━━━━━ Extracted material

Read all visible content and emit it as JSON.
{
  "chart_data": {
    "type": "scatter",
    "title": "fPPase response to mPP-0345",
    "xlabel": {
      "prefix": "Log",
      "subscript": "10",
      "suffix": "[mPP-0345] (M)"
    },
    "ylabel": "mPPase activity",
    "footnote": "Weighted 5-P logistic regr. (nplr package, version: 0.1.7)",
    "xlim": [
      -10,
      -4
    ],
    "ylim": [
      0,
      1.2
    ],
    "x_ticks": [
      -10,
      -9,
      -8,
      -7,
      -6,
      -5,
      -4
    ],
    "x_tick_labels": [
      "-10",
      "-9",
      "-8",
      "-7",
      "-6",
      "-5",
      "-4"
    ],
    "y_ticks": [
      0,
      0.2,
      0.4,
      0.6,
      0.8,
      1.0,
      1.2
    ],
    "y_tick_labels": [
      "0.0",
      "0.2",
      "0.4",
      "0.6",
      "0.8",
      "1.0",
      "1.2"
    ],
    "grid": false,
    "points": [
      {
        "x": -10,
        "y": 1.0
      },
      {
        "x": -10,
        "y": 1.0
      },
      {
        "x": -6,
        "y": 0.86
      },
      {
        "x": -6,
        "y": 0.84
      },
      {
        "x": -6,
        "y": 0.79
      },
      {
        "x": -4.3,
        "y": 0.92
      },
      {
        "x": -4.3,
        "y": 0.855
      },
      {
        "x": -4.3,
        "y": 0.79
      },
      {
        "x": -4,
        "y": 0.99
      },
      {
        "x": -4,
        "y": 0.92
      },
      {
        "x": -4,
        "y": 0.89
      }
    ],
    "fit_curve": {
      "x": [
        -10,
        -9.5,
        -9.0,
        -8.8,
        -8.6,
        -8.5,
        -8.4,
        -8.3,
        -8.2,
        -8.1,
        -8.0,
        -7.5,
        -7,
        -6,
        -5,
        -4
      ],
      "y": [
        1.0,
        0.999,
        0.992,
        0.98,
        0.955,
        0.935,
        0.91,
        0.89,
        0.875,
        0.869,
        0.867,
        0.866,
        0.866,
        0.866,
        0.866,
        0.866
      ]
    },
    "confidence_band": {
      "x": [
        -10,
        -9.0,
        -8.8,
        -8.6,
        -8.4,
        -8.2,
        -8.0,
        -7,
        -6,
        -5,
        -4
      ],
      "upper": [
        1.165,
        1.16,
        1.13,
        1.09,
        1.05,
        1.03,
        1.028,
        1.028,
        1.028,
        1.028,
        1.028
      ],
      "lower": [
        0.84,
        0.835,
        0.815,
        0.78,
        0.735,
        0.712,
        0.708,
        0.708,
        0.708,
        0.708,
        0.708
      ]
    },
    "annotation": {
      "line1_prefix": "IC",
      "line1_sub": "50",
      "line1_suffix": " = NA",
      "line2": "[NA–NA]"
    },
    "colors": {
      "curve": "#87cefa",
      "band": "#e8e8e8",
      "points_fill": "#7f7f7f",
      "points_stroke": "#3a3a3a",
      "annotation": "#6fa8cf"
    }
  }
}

━━━━━━━━━━

To do ▸ Repeat each record exactly, leaving nothing out.

Exercise response ▸
Read all visible content and emit it as JSON.
{
  "chart_data": {
    "type": "scatter",
    "title": "fPPase response to mPP-0345",
    "xlabel": {
      "prefix": "Log",
      "subscript": "10",
      "suffix": "[mPP-0345] (M)"
    },
    "ylabel": "mPPase activity",
    "footnote": "Weighted 5-P logistic regr. (nplr package, version: 0.1.7)",
    "xlim": [
      -10,
      -4
    ],
    "ylim": [
      0,
      1.2
    ],
    "x_ticks": [
      -10,
      -9,
      -8,
      -7,
      -6,
      -5,
      -4
    ],
    "x_tick_labels": [
      "-10",
      "-9",
      "-8",
      "-7",
      "-6",
      "-5",
      "-4"
    ],
    "y_ticks": [
      0,
      0.2,
      0.4,
      0.6,
      0.8,
      1.0,
      1.2
    ],
    "y_tick_labels": [
      "0.0",
      "0.2",
      "0.4",
      "0.6",
      "0.8",
      "1.0",
      "1.2"
    ],
    "grid": false,
    "points": [
      {
        "x": -10,
        "y": 1.0
      },
      {
        "x": -10,
        "y": 1.0
      },
      {
        "x": -6,
        "y": 0.86
      },
      {
        "x": -6,
        "y": 0.84
      },
      {
        "x": -6,
        "y": 0.79
      },
      {
        "x": -4.3,
        "y": 0.92
      },
      {
        "x": -4.3,
        "y": 0.855
      },
      {
        "x": -4.3,
        "y": 0.79
      },
      {
        "x": -4,
        "y": 0.99
      },
      {
        "x": -4,
        "y": 0.92
      },
      {
        "x": -4,
        "y": 0.89
      }
    ],
    "fit_curve": {
      "x": [
        -10,
        -9.5,
        -9.0,
        -8.8,
        -8.6,
        -8.5,
        -8.4,
        -8.3,
        -8.2,
        -8.1,
        -8.0,
        -7.5,
        -7,
        -6,
        -5,
        -4
      ],
      "y": [
        1.0,
        0.999,
        0.992,
        0.98,
        0.955,
        0.935,
        0.91,
        0.89,
        0.875,
        0.869,
        0.867,
        0.866,
        0.866,
        0.866,
        0.866,
        0.866
      ]
    },
    "confidence_band": {
      "x": [
        -10,
        -9.0,
        -8.8,
        -8.6,
        -8.4,
        -8.2,
        -8.0,
        -7,
        -6,
        -5,
        -4
      ],
      "upper": [
        1.165,
        1.16,
        1.13,
        1.09,
        1.05,
        1.03,
        1.028,
        1.028,
        1.028,
        1.028,
        1.028
      ],
      "lower": [
        0.84,
        0.835,
        0.815,
        0.78,
        0.735,
        0.712,
        0.708,
        0.708,
        0.708,
        0.708,
        0.708
      ]
    },
    "annotation": {
      "line1_prefix": "IC",
      "line1_sub": "50",
      "line1_suffix": " = NA",
      "line2": "[NA–NA]"
    },
    "colors": {
      "curve": "#87cefa",
      "band": "#e8e8e8",
      "points_fill": "#7f7f7f",
      "points_stroke": "#3a3a3a",
      "annotation": "#6fa8cf"
    }
  }
}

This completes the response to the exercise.